Problem to solve — List all lines of the data containing the word "filter".

Dataset records —

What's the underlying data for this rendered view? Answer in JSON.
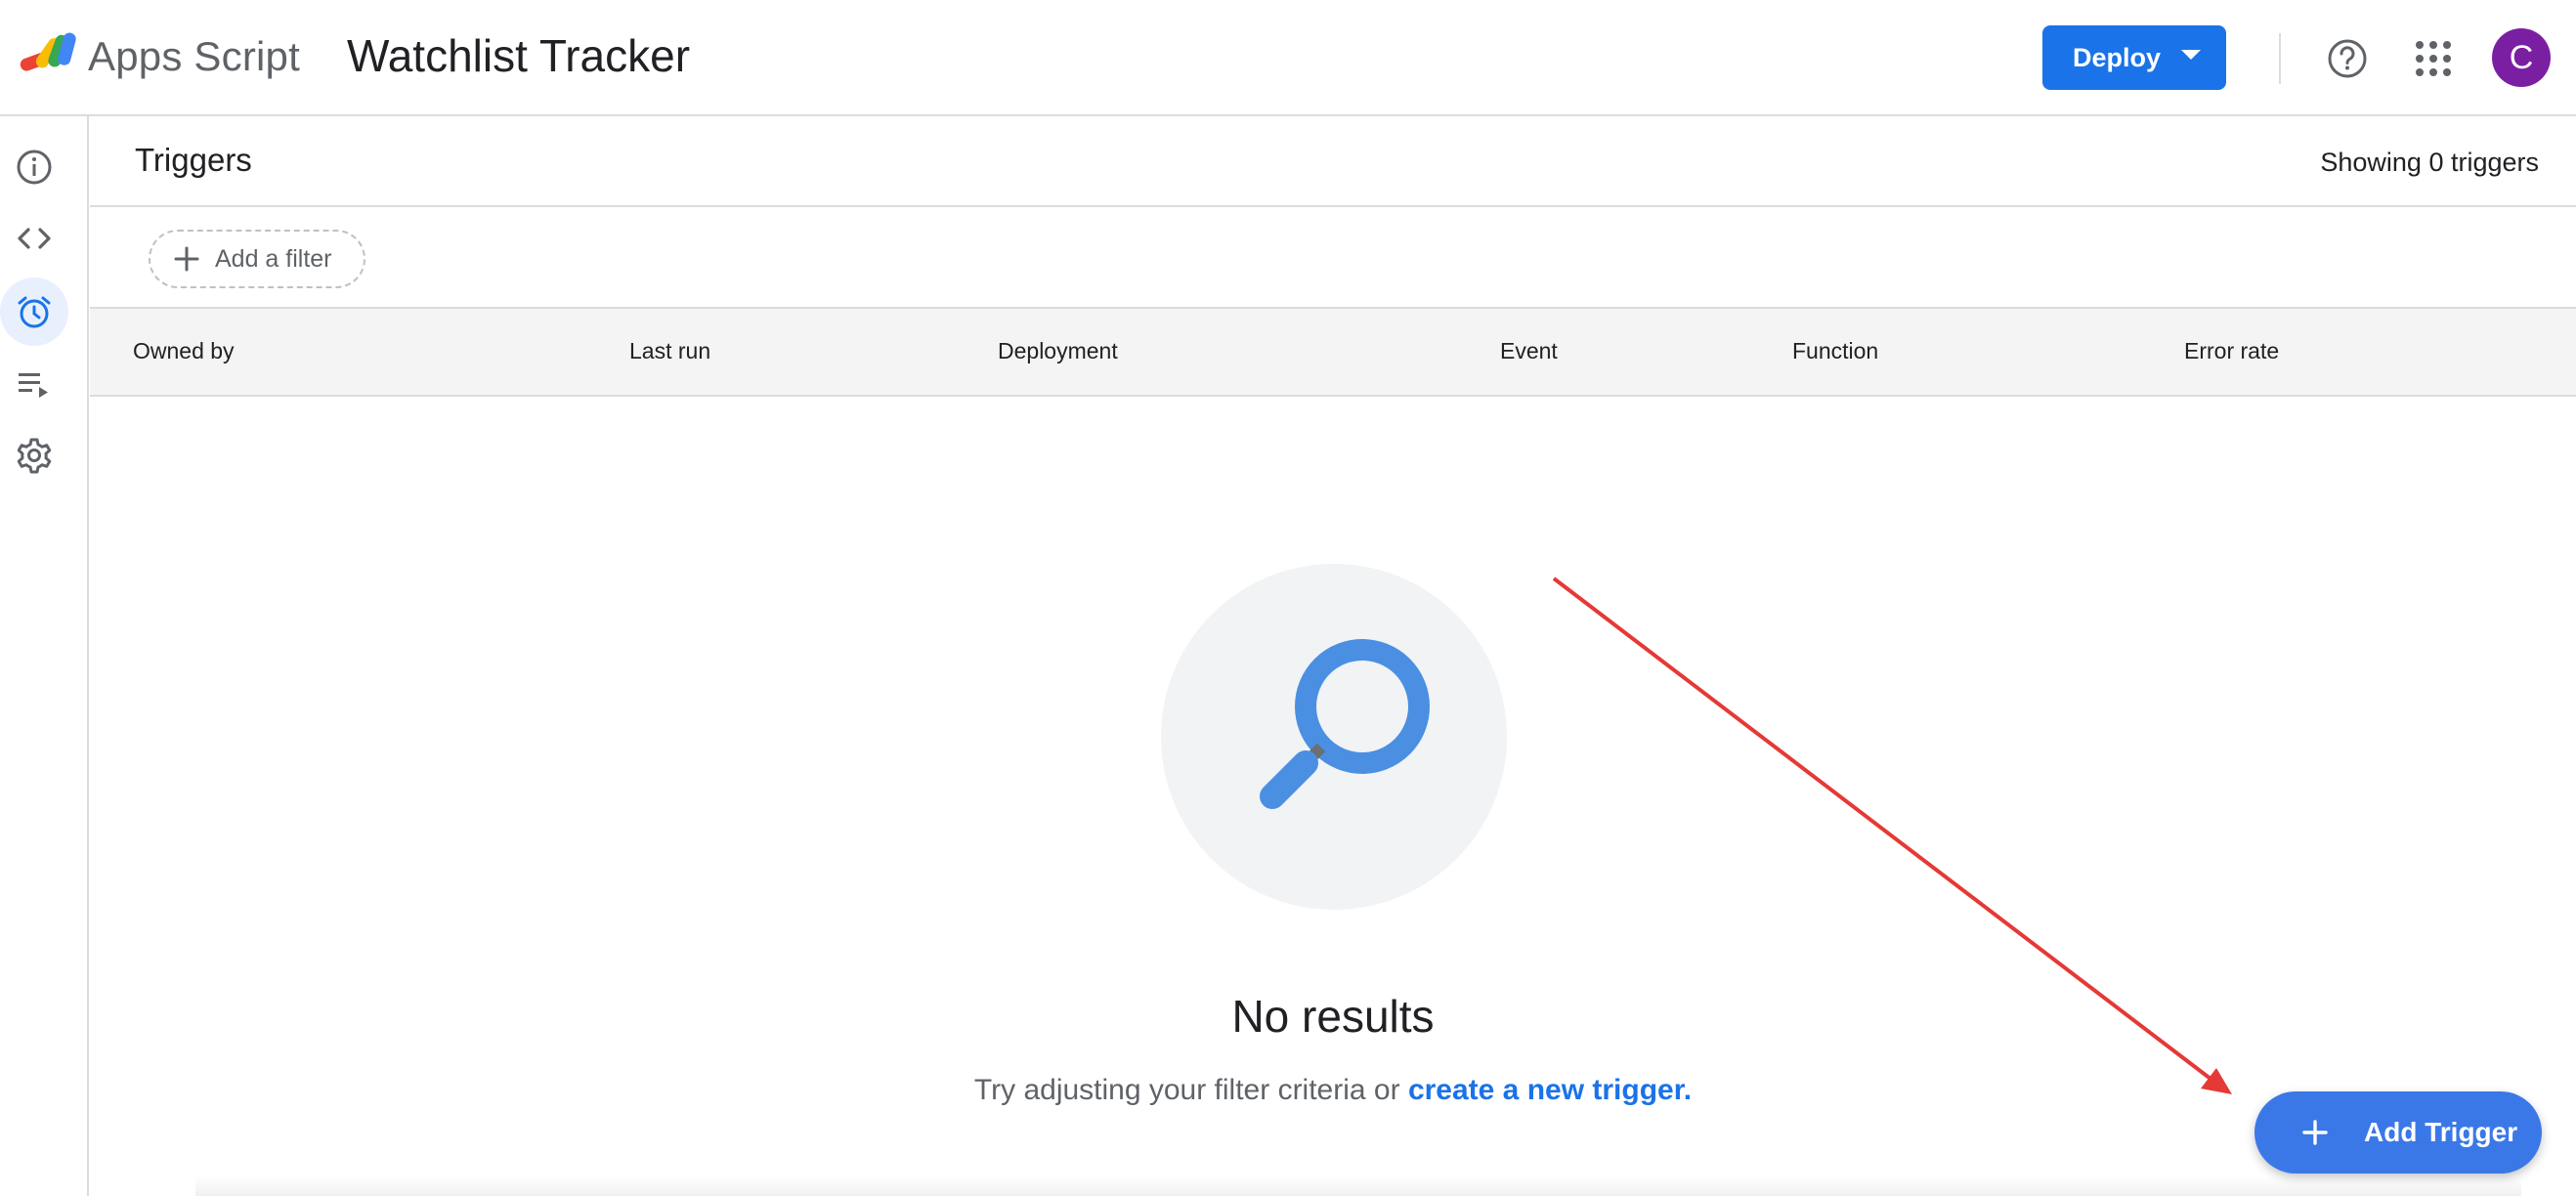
{
  "header": {
    "product_name": "Apps Script",
    "project_title": "Watchlist Tracker",
    "deploy_label": "Deploy",
    "avatar_letter": "C",
    "avatar_color": "#7b1fa2"
  },
  "rail": {
    "items": [
      {
        "icon": "info-icon",
        "active": false
      },
      {
        "icon": "code-icon",
        "active": false
      },
      {
        "icon": "alarm-clock-icon",
        "active": true
      },
      {
        "icon": "executions-icon",
        "active": false
      },
      {
        "icon": "gear-icon",
        "active": false
      }
    ]
  },
  "main": {
    "section_title": "Triggers",
    "count_text": "Showing 0 triggers",
    "filter_label": "Add a filter",
    "columns": [
      "Owned by",
      "Last run",
      "Deployment",
      "Event",
      "Function",
      "Error rate"
    ],
    "empty_title": "No results",
    "empty_sub_prefix": "Try adjusting your filter criteria or ",
    "empty_sub_link": "create a new trigger.",
    "fab_label": "Add Trigger"
  },
  "colors": {
    "accent": "#1a73e8",
    "fab": "#3b78e7",
    "annotation_arrow": "#e53935"
  }
}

Task response —
    "filter_label": "Add a filter",
    "empty_sub_prefix": "Try adjusting your filter criteria or ",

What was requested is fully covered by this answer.